[Data entries]
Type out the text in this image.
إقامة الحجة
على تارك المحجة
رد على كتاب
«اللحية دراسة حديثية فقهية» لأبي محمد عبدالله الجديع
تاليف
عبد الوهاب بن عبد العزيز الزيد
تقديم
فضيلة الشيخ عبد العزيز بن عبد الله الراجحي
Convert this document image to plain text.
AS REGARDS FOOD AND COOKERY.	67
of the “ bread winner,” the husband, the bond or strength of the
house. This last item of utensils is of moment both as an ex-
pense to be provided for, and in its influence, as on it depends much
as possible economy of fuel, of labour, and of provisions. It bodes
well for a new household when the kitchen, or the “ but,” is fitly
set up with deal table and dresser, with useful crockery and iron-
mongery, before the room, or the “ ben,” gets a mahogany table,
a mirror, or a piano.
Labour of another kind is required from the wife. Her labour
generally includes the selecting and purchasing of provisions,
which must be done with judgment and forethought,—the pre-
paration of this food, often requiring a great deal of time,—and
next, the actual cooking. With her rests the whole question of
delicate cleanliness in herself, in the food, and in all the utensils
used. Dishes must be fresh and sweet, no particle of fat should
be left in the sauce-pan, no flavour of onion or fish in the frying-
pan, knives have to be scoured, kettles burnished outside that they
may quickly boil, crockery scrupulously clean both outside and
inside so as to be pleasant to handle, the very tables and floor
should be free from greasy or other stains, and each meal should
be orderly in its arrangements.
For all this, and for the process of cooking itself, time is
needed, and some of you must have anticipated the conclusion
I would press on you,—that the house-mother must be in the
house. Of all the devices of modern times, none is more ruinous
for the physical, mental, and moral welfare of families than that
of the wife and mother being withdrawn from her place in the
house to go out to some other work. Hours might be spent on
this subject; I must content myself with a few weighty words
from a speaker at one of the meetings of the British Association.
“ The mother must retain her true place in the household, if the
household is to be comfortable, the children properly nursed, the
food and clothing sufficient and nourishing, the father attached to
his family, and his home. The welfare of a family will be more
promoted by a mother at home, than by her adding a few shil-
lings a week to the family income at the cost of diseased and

_Exercise instructions_. Reproduce all of the material above word for word.

_Solution_.
Type out the text in this image.
إقامة الحجة
على تارك المحجة
رد على كتاب
«اللحية دراسة حديثية فقهية» لأبي محمد عبدالله الجديع
تاليف
عبد الوهاب بن عبد العزيز الزيد
تقديم
فضيلة الشيخ عبد العزيز بن عبد الله الراجحي
Convert this document image to plain text.
AS REGARDS FOOD AND COOKERY.	67
of the “ bread winner,” the husband, the bond or strength of the
house. This last item of utensils is of moment both as an ex-
pense to be provided for, and in its influence, as on it depends much
as possible economy of fuel, of labour, and of provisions. It bodes
well for a new household when the kitchen, or the “ but,” is fitly
set up with deal table and dresser, with useful crockery and iron-
mongery, before the room, or the “ ben,” gets a mahogany table,
a mirror, or a piano.
Labour of another kind is required from the wife. Her labour
generally includes the selecting and purchasing of provisions,
which must be done with judgment and forethought,—the pre-
paration of this food, often requiring a great deal of time,—and
next, the actual cooking. With her rests the whole question of
delicate cleanliness in herself, in the food, and in all the utensils
used. Dishes must be fresh and sweet, no particle of fat should
be left in the sauce-pan, no flavour of onion or fish in the frying-
pan, knives have to be scoured, kettles burnished outside that they
may quickly boil, crockery scrupulously clean both outside and
inside so as to be pleasant to handle, the very tables and floor
should be free from greasy or other stains, and each meal should
be orderly in its arrangements.
For all this, and for the process of cooking itself, time is
needed, and some of you must have anticipated the conclusion
I would press on you,—that the house-mother must be in the
house. Of all the devices of modern times, none is more ruinous
for the physical, mental, and moral welfare of families than that
of the wife and mother being withdrawn from her place in the
house to go out to some other work. Hours might be spent on
this subject; I must content myself with a few weighty words
from a speaker at one of the meetings of the British Association.
“ The mother must retain her true place in the household, if the
household is to be comfortable, the children properly nursed, the
food and clothing sufficient and nourishing, the father attached to
his family, and his home. The welfare of a family will be more
promoted by a mother at home, than by her adding a few shil-
lings a week to the family income at the cost of diseased and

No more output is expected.